• _SUPPLIED RECORDS_:
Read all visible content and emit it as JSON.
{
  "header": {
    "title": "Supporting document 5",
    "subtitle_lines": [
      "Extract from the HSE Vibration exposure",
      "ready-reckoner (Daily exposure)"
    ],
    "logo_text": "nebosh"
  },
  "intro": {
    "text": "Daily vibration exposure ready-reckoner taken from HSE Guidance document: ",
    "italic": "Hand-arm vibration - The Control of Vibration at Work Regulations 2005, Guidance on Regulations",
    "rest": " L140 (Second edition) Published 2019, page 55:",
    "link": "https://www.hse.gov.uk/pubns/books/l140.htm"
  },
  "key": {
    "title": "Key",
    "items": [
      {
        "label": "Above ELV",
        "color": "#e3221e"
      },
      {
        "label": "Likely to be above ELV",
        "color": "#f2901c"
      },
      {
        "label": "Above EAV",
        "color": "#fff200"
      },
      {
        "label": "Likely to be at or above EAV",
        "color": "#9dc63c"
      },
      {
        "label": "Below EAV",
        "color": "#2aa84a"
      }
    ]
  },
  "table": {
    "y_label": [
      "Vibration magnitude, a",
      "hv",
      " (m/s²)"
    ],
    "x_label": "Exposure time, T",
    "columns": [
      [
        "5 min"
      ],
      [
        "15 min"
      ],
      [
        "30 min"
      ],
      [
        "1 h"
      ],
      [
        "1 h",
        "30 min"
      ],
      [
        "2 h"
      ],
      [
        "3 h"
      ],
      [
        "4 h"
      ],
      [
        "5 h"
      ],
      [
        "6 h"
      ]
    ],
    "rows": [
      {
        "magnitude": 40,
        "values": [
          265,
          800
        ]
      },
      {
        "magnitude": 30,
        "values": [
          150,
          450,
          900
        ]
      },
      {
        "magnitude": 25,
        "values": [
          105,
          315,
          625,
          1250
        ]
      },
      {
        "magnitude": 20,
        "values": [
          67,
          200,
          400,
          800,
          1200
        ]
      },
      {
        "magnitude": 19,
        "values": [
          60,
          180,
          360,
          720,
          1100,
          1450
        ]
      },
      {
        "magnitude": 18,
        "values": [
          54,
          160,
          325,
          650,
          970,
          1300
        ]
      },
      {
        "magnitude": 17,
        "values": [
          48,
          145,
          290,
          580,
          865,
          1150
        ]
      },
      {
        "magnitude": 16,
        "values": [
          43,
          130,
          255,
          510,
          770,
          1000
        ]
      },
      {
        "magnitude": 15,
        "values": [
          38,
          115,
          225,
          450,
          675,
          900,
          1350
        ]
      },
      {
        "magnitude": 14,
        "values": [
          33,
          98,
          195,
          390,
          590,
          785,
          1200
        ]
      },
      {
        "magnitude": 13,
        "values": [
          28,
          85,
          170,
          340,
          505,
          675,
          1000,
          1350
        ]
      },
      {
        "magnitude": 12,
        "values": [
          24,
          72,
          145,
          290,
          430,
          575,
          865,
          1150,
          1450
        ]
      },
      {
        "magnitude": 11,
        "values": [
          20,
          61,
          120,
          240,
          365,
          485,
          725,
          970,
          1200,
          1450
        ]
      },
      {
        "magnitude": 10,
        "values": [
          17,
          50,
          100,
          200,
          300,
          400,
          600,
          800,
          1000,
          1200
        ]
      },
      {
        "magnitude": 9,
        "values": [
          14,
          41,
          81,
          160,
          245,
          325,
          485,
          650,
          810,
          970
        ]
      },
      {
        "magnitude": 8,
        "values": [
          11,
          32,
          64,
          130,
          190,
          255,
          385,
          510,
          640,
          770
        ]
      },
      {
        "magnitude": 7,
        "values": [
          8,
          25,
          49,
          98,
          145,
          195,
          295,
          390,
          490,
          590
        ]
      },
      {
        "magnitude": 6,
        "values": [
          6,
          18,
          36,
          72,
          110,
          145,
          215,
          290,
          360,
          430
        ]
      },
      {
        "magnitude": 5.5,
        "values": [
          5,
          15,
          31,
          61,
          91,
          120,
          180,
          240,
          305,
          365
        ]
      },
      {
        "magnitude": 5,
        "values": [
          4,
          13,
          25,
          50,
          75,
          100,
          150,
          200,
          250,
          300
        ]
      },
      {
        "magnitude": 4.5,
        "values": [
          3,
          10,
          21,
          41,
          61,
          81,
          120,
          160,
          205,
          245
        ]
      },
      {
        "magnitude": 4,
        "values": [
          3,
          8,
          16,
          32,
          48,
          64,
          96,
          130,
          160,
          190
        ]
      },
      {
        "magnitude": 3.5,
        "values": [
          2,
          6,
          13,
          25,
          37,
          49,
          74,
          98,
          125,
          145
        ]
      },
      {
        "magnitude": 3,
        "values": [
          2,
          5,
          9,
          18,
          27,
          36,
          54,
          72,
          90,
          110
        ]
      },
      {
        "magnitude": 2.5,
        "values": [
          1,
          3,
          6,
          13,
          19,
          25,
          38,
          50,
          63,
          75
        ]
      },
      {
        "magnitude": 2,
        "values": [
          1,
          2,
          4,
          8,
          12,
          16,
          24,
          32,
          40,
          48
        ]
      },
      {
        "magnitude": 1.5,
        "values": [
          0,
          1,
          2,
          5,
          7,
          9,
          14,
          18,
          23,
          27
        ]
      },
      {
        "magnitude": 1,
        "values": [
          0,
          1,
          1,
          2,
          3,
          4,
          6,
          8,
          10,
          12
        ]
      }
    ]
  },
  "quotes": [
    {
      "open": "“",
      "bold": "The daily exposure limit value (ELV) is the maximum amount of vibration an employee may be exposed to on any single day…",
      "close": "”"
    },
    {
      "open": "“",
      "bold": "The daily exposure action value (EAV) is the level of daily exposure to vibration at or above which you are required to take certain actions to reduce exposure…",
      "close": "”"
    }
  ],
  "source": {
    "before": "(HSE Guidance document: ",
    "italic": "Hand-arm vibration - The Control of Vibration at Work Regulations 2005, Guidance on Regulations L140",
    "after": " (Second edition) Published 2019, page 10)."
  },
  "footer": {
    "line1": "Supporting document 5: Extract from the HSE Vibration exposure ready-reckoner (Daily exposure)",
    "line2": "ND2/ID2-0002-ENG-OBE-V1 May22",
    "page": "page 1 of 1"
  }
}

• _TASK_: Lines that include the word "Regulations" are to be extracted from the data above.

• _CORRECT OUTPUT_:
    "italic": "Hand-arm vibration - The Control of Vibration at Work Regulations 2005, Guidance on Regulations",
    "italic": "Hand-arm vibration - The Control of Vibration at Work Regulations 2005, Guidance on Regulations L140",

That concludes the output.